Record extracts start
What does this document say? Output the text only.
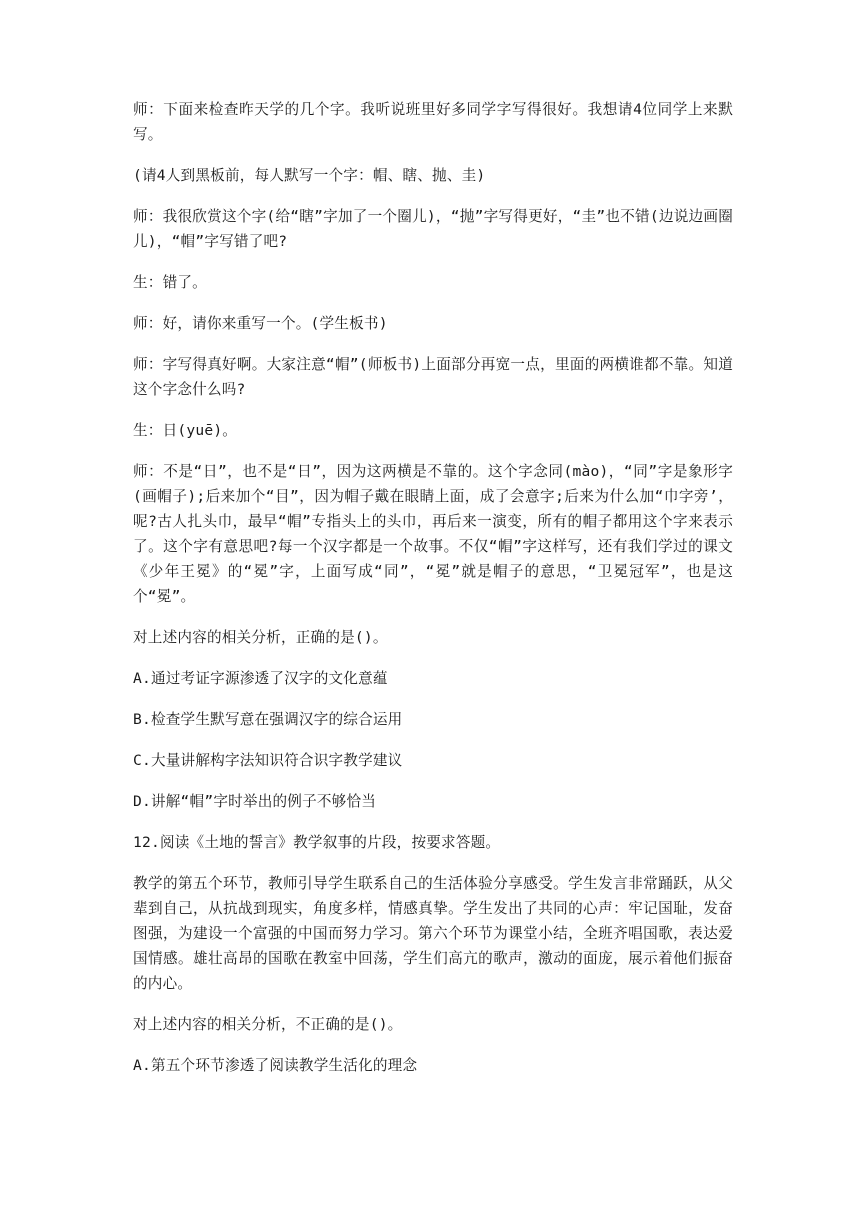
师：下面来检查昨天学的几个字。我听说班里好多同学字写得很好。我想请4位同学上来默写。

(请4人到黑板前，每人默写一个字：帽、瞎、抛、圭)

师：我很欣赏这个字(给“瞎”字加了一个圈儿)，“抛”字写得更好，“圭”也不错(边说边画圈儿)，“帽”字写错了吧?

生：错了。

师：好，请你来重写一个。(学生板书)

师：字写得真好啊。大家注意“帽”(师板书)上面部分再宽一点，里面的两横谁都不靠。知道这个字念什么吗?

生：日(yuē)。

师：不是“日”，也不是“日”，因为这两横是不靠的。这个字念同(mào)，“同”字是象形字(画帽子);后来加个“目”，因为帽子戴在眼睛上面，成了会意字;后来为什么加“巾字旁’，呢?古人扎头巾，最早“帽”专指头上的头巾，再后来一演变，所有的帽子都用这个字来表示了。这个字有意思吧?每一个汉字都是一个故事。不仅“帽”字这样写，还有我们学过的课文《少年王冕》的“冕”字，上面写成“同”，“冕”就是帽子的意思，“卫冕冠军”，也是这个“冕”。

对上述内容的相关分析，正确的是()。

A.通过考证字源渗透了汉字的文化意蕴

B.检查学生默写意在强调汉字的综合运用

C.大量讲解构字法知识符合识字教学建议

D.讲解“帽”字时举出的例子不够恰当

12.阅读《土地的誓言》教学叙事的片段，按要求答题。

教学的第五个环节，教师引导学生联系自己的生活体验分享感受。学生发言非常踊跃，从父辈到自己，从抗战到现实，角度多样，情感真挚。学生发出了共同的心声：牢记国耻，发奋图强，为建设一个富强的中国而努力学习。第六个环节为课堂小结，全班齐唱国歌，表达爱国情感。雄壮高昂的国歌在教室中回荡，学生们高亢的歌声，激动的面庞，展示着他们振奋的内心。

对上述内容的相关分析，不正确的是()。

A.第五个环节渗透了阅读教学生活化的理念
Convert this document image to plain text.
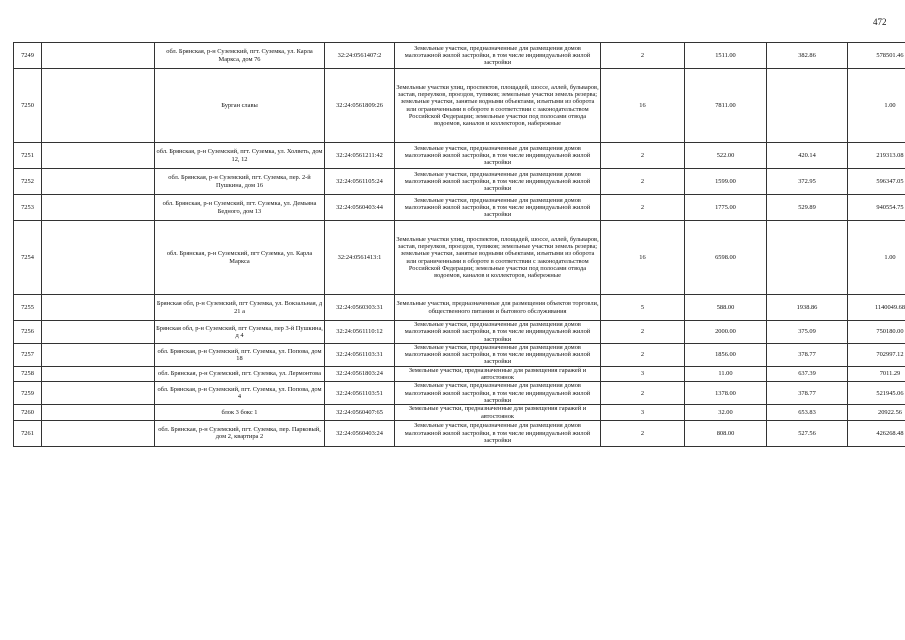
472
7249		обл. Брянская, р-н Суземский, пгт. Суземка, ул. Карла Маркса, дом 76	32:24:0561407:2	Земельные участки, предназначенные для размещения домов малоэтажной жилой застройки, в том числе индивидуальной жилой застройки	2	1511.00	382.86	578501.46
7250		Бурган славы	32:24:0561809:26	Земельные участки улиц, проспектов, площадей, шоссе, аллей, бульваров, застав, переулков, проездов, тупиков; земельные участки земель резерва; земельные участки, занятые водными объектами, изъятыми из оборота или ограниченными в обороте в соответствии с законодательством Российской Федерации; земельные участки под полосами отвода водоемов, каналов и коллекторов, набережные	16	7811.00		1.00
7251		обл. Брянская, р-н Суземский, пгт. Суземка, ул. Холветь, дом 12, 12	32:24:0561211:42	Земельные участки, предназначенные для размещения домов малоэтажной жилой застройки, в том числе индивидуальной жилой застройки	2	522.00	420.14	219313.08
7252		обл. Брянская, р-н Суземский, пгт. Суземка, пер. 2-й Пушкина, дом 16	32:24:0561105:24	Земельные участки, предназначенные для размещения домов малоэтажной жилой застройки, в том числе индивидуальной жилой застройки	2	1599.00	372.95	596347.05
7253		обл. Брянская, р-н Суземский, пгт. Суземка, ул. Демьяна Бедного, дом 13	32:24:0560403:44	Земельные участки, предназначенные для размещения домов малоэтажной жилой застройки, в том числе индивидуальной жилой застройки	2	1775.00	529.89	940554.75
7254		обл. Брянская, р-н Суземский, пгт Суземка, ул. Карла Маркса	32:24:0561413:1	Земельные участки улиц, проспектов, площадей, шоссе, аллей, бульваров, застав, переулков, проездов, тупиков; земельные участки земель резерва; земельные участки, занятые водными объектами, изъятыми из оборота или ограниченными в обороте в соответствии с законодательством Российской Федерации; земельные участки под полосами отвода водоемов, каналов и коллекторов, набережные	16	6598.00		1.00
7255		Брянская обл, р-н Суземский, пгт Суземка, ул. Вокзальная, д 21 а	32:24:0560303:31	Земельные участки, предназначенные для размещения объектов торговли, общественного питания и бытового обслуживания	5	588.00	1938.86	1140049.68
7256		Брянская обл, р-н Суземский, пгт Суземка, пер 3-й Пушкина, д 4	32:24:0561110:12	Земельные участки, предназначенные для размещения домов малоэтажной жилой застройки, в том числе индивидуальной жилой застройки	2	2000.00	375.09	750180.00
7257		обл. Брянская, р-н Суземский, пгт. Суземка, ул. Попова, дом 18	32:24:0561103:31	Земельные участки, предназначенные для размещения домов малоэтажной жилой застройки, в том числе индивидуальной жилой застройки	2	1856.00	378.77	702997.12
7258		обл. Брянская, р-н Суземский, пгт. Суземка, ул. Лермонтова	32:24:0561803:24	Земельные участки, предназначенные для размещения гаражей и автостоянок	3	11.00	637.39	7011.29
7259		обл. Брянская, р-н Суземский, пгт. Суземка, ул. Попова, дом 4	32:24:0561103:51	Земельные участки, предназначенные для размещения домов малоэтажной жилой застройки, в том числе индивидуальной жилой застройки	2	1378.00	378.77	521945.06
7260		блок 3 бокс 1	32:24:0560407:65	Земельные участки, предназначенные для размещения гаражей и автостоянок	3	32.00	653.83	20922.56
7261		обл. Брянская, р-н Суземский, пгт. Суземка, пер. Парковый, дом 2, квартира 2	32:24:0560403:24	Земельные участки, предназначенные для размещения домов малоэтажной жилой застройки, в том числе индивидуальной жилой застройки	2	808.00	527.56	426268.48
Record extracts end
* What the task asks *
In the entries above, count every line containing the word "this". Write only the total.

* Answer below *
2